Written request
From the records below, pull each line that has "title".
•••
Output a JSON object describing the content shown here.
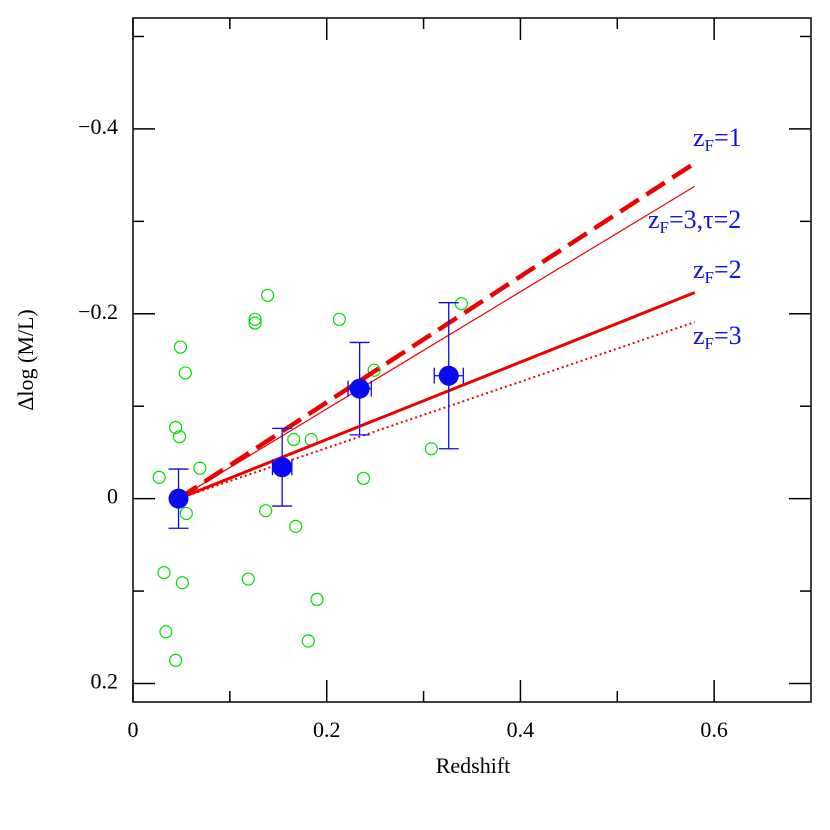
{
  "chart_data": {
    "type": "scatter",
    "xlabel": "Redshift",
    "ylabel": "Δlog (M/L)",
    "xlim": [
      0,
      0.7
    ],
    "ylim": [
      0.22,
      -0.52
    ],
    "xticks": [
      0,
      0.2,
      0.4,
      0.6
    ],
    "xminor": [
      0.1,
      0.3,
      0.5
    ],
    "yticks": [
      {
        "value": -0.4,
        "label": "−0.4"
      },
      {
        "value": -0.2,
        "label": "−0.2"
      },
      0,
      0.2
    ],
    "yminor": [
      -0.5,
      -0.3,
      -0.1,
      0.1
    ],
    "points": {
      "color": "#00dd00",
      "x": [
        0.027,
        0.032,
        0.034,
        0.044,
        0.044,
        0.048,
        0.049,
        0.051,
        0.054,
        0.055,
        0.069,
        0.119,
        0.126,
        0.126,
        0.137,
        0.139,
        0.166,
        0.168,
        0.181,
        0.184,
        0.19,
        0.213,
        0.238,
        0.249,
        0.308,
        0.339
      ],
      "y": [
        -0.023,
        0.08,
        0.144,
        0.175,
        -0.077,
        -0.067,
        -0.164,
        0.091,
        -0.136,
        0.016,
        -0.033,
        0.087,
        -0.19,
        -0.194,
        0.013,
        -0.22,
        -0.064,
        0.03,
        0.154,
        -0.064,
        0.109,
        -0.194,
        -0.022,
        -0.139,
        -0.054,
        -0.211
      ]
    },
    "binned": {
      "color": "#0a0aee",
      "x": [
        0.047,
        0.154,
        0.234,
        0.326
      ],
      "y": [
        0,
        -0.034,
        -0.119,
        -0.133
      ],
      "xerr": [
        null,
        0.01,
        0.012,
        0.015
      ],
      "yerr": [
        0.032,
        0.042,
        0.05,
        0.079
      ]
    },
    "models": [
      {
        "label": {
          "main": "z",
          "sub": "F",
          "rest": "=1"
        },
        "color": "#ee0000",
        "style": "dashed-thick",
        "x": [
          0.047,
          0.58
        ],
        "y": [
          0,
          -0.363
        ]
      },
      {
        "label": {
          "main": "z",
          "sub": "F",
          "rest": "=3,τ=2"
        },
        "color": "#ee0000",
        "style": "thin",
        "x": [
          0.047,
          0.58
        ],
        "y": [
          0,
          -0.338
        ]
      },
      {
        "label": {
          "main": "z",
          "sub": "F",
          "rest": "=2"
        },
        "color": "#ee0000",
        "style": "thick",
        "x": [
          0.047,
          0.58
        ],
        "y": [
          0,
          -0.223
        ]
      },
      {
        "label": {
          "main": "z",
          "sub": "F",
          "rest": "=3"
        },
        "color": "#ee0000",
        "style": "dotted",
        "x": [
          0.047,
          0.58
        ],
        "y": [
          0,
          -0.191
        ]
      }
    ]
  }
}
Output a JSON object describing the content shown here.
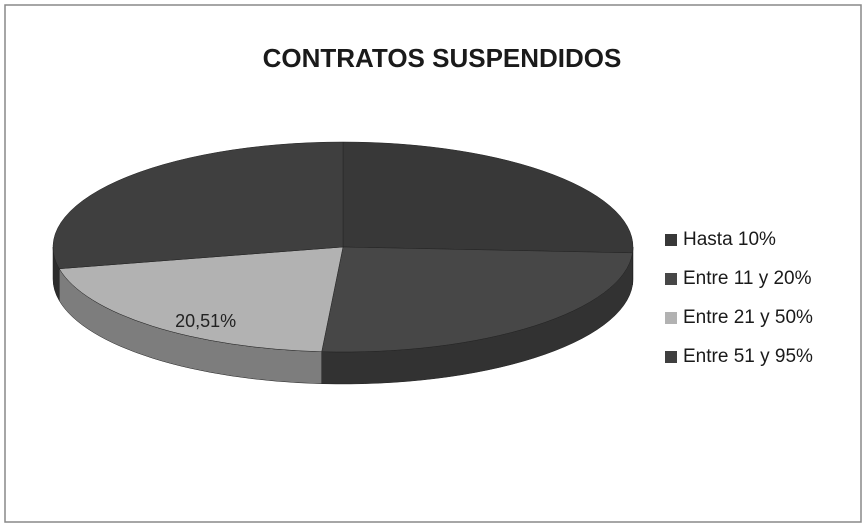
{
  "chart_data": {
    "type": "pie3d",
    "title": "CONTRATOS SUSPENDIDOS",
    "categories": [
      "Hasta 10%",
      "Entre 11 y 20%",
      "Entre 21 y 50%",
      "Entre 51 y 95%"
    ],
    "values": [
      25.89,
      25.28,
      20.51,
      28.32
    ],
    "value_labels": [
      null,
      null,
      "20,51%",
      null
    ],
    "colors": [
      "#383838",
      "#474747",
      "#b2b2b2",
      "#3f3f3f"
    ],
    "legend": "right"
  }
}
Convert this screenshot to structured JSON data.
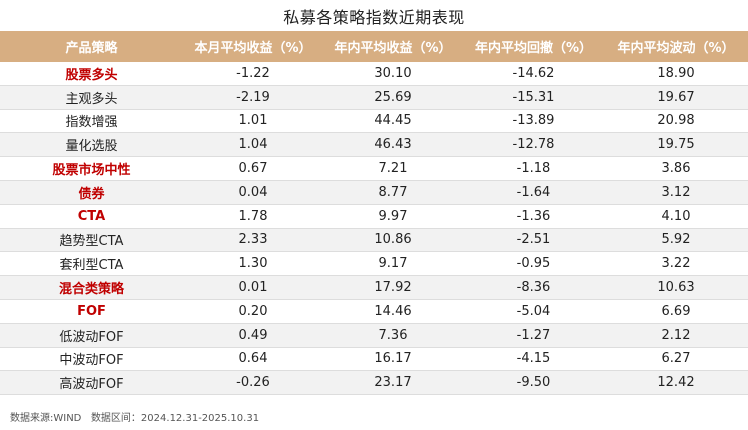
{
  "title": "私募各策略指数近期表现",
  "columns": [
    "产品策略",
    "本月平均收益（%）",
    "年内平均收益（%）",
    "年内平均回撤（%）",
    "年内平均波动（%）"
  ],
  "rows": [
    {
      "name": "股票多头",
      "highlight": true,
      "values": [
        "-1.22",
        "30.10",
        "-14.62",
        "18.90"
      ]
    },
    {
      "name": "主观多头",
      "highlight": false,
      "values": [
        "-2.19",
        "25.69",
        "-15.31",
        "19.67"
      ]
    },
    {
      "name": "指数增强",
      "highlight": false,
      "values": [
        "1.01",
        "44.45",
        "-13.89",
        "20.98"
      ]
    },
    {
      "name": "量化选股",
      "highlight": false,
      "values": [
        "1.04",
        "46.43",
        "-12.78",
        "19.75"
      ]
    },
    {
      "name": "股票市场中性",
      "highlight": true,
      "values": [
        "0.67",
        "7.21",
        "-1.18",
        "3.86"
      ]
    },
    {
      "name": "债券",
      "highlight": true,
      "values": [
        "0.04",
        "8.77",
        "-1.64",
        "3.12"
      ]
    },
    {
      "name": "CTA",
      "highlight": true,
      "values": [
        "1.78",
        "9.97",
        "-1.36",
        "4.10"
      ]
    },
    {
      "name": "趋势型CTA",
      "highlight": false,
      "values": [
        "2.33",
        "10.86",
        "-2.51",
        "5.92"
      ]
    },
    {
      "name": "套利型CTA",
      "highlight": false,
      "values": [
        "1.30",
        "9.17",
        "-0.95",
        "3.22"
      ]
    },
    {
      "name": "混合类策略",
      "highlight": true,
      "values": [
        "0.01",
        "17.92",
        "-8.36",
        "10.63"
      ]
    },
    {
      "name": "FOF",
      "highlight": true,
      "values": [
        "0.20",
        "14.46",
        "-5.04",
        "6.69"
      ]
    },
    {
      "name": "低波动FOF",
      "highlight": false,
      "values": [
        "0.49",
        "7.36",
        "-1.27",
        "2.12"
      ]
    },
    {
      "name": "中波动FOF",
      "highlight": false,
      "values": [
        "0.64",
        "16.17",
        "-4.15",
        "6.27"
      ]
    },
    {
      "name": "高波动FOF",
      "highlight": false,
      "values": [
        "-0.26",
        "23.17",
        "-9.50",
        "12.42"
      ]
    }
  ],
  "footer": {
    "source": "数据来源:WIND",
    "range": "数据区间：2024.12.31-2025.10.31"
  },
  "colors": {
    "header_bg": "#d7ae82",
    "header_text": "#ffffff",
    "highlight_text": "#c00000",
    "row_shade": "#f2f2f2"
  }
}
•••
Solution for this exercise
    "title": "CONTRATOS SUSPENDIDOS",
  "title": "私募各策略指数近期表现",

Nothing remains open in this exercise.